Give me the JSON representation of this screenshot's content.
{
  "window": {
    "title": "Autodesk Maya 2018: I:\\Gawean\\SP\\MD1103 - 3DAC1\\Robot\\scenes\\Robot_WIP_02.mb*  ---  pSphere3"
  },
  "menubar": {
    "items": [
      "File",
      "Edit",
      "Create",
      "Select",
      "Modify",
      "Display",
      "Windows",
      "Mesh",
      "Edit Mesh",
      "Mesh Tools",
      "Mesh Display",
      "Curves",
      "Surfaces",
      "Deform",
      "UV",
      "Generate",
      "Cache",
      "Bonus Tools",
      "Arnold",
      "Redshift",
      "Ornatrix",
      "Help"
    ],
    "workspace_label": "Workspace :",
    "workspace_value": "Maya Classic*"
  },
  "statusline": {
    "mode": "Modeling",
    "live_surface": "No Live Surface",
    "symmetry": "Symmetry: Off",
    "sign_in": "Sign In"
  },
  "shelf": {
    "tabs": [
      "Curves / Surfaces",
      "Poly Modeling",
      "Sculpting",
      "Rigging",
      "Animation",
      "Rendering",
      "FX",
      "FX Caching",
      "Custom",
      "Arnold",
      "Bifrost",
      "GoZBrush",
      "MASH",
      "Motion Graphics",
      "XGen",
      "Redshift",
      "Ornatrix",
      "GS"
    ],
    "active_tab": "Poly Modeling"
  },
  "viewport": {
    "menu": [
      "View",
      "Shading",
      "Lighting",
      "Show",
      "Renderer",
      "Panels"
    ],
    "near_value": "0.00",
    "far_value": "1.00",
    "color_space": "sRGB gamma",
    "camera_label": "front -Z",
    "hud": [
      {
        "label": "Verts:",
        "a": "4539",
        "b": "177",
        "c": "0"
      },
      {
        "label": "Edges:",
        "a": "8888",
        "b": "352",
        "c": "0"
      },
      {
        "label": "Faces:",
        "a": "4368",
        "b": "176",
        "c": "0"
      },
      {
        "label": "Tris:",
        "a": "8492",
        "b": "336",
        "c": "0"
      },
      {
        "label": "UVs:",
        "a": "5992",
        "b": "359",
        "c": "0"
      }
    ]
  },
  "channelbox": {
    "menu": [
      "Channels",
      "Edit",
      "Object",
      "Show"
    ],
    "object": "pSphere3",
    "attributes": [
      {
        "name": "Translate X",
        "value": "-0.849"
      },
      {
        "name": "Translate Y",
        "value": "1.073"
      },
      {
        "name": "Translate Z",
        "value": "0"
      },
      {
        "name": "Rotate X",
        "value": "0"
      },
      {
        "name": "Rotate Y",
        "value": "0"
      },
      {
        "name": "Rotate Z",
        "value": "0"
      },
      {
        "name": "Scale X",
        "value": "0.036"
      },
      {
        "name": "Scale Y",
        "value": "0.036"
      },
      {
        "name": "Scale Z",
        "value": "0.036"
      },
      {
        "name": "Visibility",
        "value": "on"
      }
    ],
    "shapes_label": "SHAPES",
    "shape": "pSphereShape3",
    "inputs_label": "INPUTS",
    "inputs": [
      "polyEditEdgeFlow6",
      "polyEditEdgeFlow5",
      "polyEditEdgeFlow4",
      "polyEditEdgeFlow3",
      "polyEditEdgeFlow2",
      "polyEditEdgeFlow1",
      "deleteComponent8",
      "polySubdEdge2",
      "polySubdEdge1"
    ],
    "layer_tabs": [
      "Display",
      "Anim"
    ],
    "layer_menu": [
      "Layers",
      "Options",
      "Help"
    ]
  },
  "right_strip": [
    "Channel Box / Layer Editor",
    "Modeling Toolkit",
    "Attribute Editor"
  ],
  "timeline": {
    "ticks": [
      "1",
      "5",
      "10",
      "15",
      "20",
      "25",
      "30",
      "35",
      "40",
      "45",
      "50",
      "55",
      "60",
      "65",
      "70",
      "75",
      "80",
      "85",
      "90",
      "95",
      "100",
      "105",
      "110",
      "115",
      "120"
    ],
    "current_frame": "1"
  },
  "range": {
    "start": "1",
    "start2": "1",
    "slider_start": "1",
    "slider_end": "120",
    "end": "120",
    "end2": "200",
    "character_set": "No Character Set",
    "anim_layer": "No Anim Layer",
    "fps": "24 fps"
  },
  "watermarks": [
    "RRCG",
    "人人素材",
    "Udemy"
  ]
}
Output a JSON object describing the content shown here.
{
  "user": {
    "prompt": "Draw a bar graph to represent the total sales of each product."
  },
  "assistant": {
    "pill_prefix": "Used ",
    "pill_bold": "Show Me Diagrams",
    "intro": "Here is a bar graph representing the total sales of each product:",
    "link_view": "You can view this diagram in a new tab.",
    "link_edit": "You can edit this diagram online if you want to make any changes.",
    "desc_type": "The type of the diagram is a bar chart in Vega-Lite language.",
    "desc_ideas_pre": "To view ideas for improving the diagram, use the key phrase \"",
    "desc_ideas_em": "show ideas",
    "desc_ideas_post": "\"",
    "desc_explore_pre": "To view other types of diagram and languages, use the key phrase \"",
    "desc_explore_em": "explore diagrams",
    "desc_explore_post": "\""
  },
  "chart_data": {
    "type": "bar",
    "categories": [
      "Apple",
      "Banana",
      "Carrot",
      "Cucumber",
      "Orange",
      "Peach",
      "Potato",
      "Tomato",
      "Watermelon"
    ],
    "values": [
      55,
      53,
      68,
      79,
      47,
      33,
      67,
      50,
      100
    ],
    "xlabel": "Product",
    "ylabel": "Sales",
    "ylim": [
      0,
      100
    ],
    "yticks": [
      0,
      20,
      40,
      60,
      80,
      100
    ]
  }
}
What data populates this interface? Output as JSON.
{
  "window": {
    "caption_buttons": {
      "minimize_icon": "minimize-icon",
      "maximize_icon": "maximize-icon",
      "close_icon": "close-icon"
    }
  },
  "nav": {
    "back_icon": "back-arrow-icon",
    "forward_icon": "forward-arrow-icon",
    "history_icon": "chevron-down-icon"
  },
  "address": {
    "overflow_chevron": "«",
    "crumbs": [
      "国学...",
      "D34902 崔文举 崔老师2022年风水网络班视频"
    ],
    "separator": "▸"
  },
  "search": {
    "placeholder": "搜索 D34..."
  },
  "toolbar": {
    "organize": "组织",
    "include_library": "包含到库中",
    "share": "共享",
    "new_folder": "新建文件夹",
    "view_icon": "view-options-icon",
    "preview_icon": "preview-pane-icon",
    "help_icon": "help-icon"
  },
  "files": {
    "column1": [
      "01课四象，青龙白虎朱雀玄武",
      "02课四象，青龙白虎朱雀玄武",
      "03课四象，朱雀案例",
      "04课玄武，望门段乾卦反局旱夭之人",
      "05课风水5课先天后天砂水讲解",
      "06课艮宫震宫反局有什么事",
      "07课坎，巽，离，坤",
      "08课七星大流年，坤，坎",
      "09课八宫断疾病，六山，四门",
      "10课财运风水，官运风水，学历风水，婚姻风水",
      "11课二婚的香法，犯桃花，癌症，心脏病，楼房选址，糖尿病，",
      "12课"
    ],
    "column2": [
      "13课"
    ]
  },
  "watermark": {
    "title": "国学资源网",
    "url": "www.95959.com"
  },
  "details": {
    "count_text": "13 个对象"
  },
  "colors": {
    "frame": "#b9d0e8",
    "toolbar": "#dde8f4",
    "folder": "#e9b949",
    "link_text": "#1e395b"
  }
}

§ **Aim**:
Output all preceding records character for character.

§ **Reply**:
Give me the JSON representation of this screenshot's content.
{
  "window": {
    "title": "Autodesk Maya 2018: I:\\Gawean\\SP\\MD1103 - 3DAC1\\Robot\\scenes\\Robot_WIP_02.mb*  ---  pSphere3"
  },
  "menubar": {
    "items": [
      "File",
      "Edit",
      "Create",
      "Select",
      "Modify",
      "Display",
      "Windows",
      "Mesh",
      "Edit Mesh",
      "Mesh Tools",
      "Mesh Display",
      "Curves",
      "Surfaces",
      "Deform",
      "UV",
      "Generate",
      "Cache",
      "Bonus Tools",
      "Arnold",
      "Redshift",
      "Ornatrix",
      "Help"
    ],
    "workspace_label": "Workspace :",
    "workspace_value": "Maya Classic*"
  },
  "statusline": {
    "mode": "Modeling",
    "live_surface": "No Live Surface",
    "symmetry": "Symmetry: Off",
    "sign_in": "Sign In"
  },
  "shelf": {
    "tabs": [
      "Curves / Surfaces",
      "Poly Modeling",
      "Sculpting",
      "Rigging",
      "Animation",
      "Rendering",
      "FX",
      "FX Caching",
      "Custom",
      "Arnold",
      "Bifrost",
      "GoZBrush",
      "MASH",
      "Motion Graphics",
      "XGen",
      "Redshift",
      "Ornatrix",
      "GS"
    ],
    "active_tab": "Poly Modeling"
  },
  "viewport": {
    "menu": [
      "View",
      "Shading",
      "Lighting",
      "Show",
      "Renderer",
      "Panels"
    ],
    "near_value": "0.00",
    "far_value": "1.00",
    "color_space": "sRGB gamma",
    "camera_label": "front -Z",
    "hud": [
      {
        "label": "Verts:",
        "a": "4539",
        "b": "177",
        "c": "0"
      },
      {
        "label": "Edges:",
        "a": "8888",
        "b": "352",
        "c": "0"
      },
      {
        "label": "Faces:",
        "a": "4368",
        "b": "176",
        "c": "0"
      },
      {
        "label": "Tris:",
        "a": "8492",
        "b": "336",
        "c": "0"
      },
      {
        "label": "UVs:",
        "a": "5992",
        "b": "359",
        "c": "0"
      }
    ]
  },
  "channelbox": {
    "menu": [
      "Channels",
      "Edit",
      "Object",
      "Show"
    ],
    "object": "pSphere3",
    "attributes": [
      {
        "name": "Translate X",
        "value": "-0.849"
      },
      {
        "name": "Translate Y",
        "value": "1.073"
      },
      {
        "name": "Translate Z",
        "value": "0"
      },
      {
        "name": "Rotate X",
        "value": "0"
      },
      {
        "name": "Rotate Y",
        "value": "0"
      },
      {
        "name": "Rotate Z",
        "value": "0"
      },
      {
        "name": "Scale X",
        "value": "0.036"
      },
      {
        "name": "Scale Y",
        "value": "0.036"
      },
      {
        "name": "Scale Z",
        "value": "0.036"
      },
      {
        "name": "Visibility",
        "value": "on"
      }
    ],
    "shapes_label": "SHAPES",
    "shape": "pSphereShape3",
    "inputs_label": "INPUTS",
    "inputs": [
      "polyEditEdgeFlow6",
      "polyEditEdgeFlow5",
      "polyEditEdgeFlow4",
      "polyEditEdgeFlow3",
      "polyEditEdgeFlow2",
      "polyEditEdgeFlow1",
      "deleteComponent8",
      "polySubdEdge2",
      "polySubdEdge1"
    ],
    "layer_tabs": [
      "Display",
      "Anim"
    ],
    "layer_menu": [
      "Layers",
      "Options",
      "Help"
    ]
  },
  "right_strip": [
    "Channel Box / Layer Editor",
    "Modeling Toolkit",
    "Attribute Editor"
  ],
  "timeline": {
    "ticks": [
      "1",
      "5",
      "10",
      "15",
      "20",
      "25",
      "30",
      "35",
      "40",
      "45",
      "50",
      "55",
      "60",
      "65",
      "70",
      "75",
      "80",
      "85",
      "90",
      "95",
      "100",
      "105",
      "110",
      "115",
      "120"
    ],
    "current_frame": "1"
  },
  "range": {
    "start": "1",
    "start2": "1",
    "slider_start": "1",
    "slider_end": "120",
    "end": "120",
    "end2": "200",
    "character_set": "No Character Set",
    "anim_layer": "No Anim Layer",
    "fps": "24 fps"
  },
  "watermarks": [
    "RRCG",
    "人人素材",
    "Udemy"
  ]
}
Output a JSON object describing the content shown here.
{
  "user": {
    "prompt": "Draw a bar graph to represent the total sales of each product."
  },
  "assistant": {
    "pill_prefix": "Used ",
    "pill_bold": "Show Me Diagrams",
    "intro": "Here is a bar graph representing the total sales of each product:",
    "link_view": "You can view this diagram in a new tab.",
    "link_edit": "You can edit this diagram online if you want to make any changes.",
    "desc_type": "The type of the diagram is a bar chart in Vega-Lite language.",
    "desc_ideas_pre": "To view ideas for improving the diagram, use the key phrase \"",
    "desc_ideas_em": "show ideas",
    "desc_ideas_post": "\"",
    "desc_explore_pre": "To view other types of diagram and languages, use the key phrase \"",
    "desc_explore_em": "explore diagrams",
    "desc_explore_post": "\""
  },
  "chart_data": {
    "type": "bar",
    "categories": [
      "Apple",
      "Banana",
      "Carrot",
      "Cucumber",
      "Orange",
      "Peach",
      "Potato",
      "Tomato",
      "Watermelon"
    ],
    "values": [
      55,
      53,
      68,
      79,
      47,
      33,
      67,
      50,
      100
    ],
    "xlabel": "Product",
    "ylabel": "Sales",
    "ylim": [
      0,
      100
    ],
    "yticks": [
      0,
      20,
      40,
      60,
      80,
      100
    ]
  }
}
What data populates this interface? Output as JSON.
{
  "window": {
    "caption_buttons": {
      "minimize_icon": "minimize-icon",
      "maximize_icon": "maximize-icon",
      "close_icon": "close-icon"
    }
  },
  "nav": {
    "back_icon": "back-arrow-icon",
    "forward_icon": "forward-arrow-icon",
    "history_icon": "chevron-down-icon"
  },
  "address": {
    "overflow_chevron": "«",
    "crumbs": [
      "国学...",
      "D34902 崔文举 崔老师2022年风水网络班视频"
    ],
    "separator": "▸"
  },
  "search": {
    "placeholder": "搜索 D34..."
  },
  "toolbar": {
    "organize": "组织",
    "include_library": "包含到库中",
    "share": "共享",
    "new_folder": "新建文件夹",
    "view_icon": "view-options-icon",
    "preview_icon": "preview-pane-icon",
    "help_icon": "help-icon"
  },
  "files": {
    "column1": [
      "01课四象，青龙白虎朱雀玄武",
      "02课四象，青龙白虎朱雀玄武",
      "03课四象，朱雀案例",
      "04课玄武，望门段乾卦反局旱夭之人",
      "05课风水5课先天后天砂水讲解",
      "06课艮宫震宫反局有什么事",
      "07课坎，巽，离，坤",
      "08课七星大流年，坤，坎",
      "09课八宫断疾病，六山，四门",
      "10课财运风水，官运风水，学历风水，婚姻风水",
      "11课二婚的香法，犯桃花，癌症，心脏病，楼房选址，糖尿病，",
      "12课"
    ],
    "column2": [
      "13课"
    ]
  },
  "watermark": {
    "title": "国学资源网",
    "url": "www.95959.com"
  },
  "details": {
    "count_text": "13 个对象"
  },
  "colors": {
    "frame": "#b9d0e8",
    "toolbar": "#dde8f4",
    "folder": "#e9b949",
    "link_text": "#1e395b"
  }
}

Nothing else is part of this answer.